'''

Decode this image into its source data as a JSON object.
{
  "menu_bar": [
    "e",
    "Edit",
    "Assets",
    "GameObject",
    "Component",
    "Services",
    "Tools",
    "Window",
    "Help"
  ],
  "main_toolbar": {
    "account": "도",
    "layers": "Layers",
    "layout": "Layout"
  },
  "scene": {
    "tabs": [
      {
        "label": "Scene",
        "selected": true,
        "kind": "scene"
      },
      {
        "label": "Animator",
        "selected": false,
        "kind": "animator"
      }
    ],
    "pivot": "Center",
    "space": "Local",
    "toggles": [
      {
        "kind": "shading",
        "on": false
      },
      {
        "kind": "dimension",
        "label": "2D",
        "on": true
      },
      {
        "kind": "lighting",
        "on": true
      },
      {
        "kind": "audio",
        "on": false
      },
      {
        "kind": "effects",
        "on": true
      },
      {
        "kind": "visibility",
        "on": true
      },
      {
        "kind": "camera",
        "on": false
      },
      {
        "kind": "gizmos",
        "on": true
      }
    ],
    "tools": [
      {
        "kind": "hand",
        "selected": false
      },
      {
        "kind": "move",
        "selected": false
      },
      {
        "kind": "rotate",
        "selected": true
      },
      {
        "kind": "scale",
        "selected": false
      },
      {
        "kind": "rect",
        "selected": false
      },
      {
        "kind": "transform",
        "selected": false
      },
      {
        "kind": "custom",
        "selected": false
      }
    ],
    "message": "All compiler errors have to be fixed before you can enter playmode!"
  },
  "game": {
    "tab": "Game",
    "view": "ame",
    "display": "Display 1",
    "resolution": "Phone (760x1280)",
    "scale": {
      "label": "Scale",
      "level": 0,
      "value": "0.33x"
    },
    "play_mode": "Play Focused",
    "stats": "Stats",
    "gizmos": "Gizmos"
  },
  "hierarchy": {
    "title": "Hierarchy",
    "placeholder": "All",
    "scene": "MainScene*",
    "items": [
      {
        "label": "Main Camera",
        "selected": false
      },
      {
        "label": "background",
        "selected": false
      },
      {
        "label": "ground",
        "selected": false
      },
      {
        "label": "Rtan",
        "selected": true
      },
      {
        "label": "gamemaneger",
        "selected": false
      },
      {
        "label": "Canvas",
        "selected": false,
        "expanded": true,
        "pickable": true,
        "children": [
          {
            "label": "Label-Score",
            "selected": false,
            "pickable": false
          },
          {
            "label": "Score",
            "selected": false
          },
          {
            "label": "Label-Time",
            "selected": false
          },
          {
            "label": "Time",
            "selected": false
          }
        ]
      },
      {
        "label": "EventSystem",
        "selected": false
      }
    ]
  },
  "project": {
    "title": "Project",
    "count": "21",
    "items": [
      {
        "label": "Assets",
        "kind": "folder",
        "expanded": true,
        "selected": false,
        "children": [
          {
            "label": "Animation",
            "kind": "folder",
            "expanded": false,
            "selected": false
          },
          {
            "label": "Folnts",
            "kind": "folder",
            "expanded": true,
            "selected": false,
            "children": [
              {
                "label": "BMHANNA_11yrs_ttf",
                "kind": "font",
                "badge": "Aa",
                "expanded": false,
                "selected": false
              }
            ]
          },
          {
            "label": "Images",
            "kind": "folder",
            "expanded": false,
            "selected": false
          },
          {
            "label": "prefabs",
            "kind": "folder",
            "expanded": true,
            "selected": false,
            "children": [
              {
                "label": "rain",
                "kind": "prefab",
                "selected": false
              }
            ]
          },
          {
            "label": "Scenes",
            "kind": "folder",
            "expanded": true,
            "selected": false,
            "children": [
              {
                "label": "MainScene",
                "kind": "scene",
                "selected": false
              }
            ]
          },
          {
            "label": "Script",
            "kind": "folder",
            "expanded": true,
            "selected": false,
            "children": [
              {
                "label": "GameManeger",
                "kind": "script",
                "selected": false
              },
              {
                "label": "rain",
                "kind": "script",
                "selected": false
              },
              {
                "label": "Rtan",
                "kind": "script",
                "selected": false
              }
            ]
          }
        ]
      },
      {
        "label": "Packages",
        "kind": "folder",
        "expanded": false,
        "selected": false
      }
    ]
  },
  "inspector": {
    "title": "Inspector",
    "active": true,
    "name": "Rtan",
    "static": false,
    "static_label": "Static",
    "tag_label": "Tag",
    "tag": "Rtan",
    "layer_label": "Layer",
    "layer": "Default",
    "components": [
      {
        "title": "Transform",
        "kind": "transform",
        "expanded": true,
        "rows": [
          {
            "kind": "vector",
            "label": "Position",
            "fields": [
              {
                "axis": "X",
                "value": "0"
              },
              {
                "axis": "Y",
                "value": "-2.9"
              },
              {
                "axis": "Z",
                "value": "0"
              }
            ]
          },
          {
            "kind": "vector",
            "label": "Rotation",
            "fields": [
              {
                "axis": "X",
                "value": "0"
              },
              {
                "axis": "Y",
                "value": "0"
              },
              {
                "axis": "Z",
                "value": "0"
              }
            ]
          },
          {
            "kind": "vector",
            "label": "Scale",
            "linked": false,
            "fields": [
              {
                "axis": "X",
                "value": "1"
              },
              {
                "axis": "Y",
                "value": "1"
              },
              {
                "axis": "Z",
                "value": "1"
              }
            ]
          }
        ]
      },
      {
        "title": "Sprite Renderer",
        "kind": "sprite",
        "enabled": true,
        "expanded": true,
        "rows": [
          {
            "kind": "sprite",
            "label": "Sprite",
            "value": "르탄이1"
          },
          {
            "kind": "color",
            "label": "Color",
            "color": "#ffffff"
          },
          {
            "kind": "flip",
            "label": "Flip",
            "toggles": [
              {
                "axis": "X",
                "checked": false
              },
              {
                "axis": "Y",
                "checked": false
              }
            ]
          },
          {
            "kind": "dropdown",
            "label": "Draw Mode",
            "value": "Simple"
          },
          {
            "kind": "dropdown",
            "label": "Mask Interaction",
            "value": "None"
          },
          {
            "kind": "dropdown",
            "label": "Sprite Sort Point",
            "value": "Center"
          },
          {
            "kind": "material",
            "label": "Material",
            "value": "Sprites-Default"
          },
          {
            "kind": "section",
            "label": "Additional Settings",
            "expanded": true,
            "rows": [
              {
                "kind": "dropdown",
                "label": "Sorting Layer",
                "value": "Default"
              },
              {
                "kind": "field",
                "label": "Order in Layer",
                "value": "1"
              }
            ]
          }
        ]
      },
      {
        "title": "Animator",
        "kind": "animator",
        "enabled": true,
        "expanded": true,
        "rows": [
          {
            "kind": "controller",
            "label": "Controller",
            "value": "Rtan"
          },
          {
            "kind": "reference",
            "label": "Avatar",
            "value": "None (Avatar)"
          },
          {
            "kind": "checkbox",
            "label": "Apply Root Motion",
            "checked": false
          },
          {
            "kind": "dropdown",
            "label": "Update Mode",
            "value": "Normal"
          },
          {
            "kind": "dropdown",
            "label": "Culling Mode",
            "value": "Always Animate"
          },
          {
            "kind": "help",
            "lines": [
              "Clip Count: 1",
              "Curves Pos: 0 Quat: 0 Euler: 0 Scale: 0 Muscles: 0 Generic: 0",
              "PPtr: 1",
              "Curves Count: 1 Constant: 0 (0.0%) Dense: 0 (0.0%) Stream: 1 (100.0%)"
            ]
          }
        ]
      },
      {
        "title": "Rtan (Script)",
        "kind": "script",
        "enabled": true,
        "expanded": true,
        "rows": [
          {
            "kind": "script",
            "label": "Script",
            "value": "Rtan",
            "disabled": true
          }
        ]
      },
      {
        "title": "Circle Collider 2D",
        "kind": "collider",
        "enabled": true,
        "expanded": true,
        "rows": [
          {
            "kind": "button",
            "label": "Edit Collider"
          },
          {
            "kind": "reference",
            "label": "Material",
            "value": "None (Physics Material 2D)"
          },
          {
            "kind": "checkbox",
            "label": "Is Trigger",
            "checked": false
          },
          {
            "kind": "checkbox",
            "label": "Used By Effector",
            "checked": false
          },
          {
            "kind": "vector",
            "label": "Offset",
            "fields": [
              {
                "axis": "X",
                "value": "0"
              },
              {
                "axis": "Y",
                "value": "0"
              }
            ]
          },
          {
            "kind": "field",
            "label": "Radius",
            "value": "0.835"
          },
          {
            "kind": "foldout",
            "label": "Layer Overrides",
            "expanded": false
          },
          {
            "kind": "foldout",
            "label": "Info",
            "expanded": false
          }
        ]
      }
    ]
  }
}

'''

-- Exercise brief --
Return only the number of lines in the data above that include the word "Curves".

-- Correct response --
2